[Stored data entries]
START

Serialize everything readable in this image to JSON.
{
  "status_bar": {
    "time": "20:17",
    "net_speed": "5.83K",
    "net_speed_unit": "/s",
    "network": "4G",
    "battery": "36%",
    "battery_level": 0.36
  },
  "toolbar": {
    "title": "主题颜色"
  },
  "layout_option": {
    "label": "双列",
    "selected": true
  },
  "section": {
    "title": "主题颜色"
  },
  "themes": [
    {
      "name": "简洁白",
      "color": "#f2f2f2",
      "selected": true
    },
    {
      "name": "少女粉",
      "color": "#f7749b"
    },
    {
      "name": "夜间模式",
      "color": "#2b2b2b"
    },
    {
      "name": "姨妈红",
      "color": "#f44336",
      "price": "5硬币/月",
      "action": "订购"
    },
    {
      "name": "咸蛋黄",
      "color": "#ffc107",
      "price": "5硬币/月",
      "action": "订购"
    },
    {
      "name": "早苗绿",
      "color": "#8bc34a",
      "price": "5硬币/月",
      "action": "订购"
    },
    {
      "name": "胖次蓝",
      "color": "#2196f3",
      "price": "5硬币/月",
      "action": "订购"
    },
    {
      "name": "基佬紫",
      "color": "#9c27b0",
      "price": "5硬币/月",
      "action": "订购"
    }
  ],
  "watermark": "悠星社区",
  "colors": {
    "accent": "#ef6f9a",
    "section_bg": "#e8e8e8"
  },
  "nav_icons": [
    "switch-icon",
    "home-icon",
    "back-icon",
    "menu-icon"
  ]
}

END

> [Directive] Look over the listing above. Pick out and copy every line that includes "name".

> [Answer to this problem]
      "name": "简洁白",
      "name": "少女粉",
      "name": "夜间模式",
      "name": "姨妈红",
      "name": "咸蛋黄",
      "name": "早苗绿",
      "name": "胖次蓝",
      "name": "基佬紫",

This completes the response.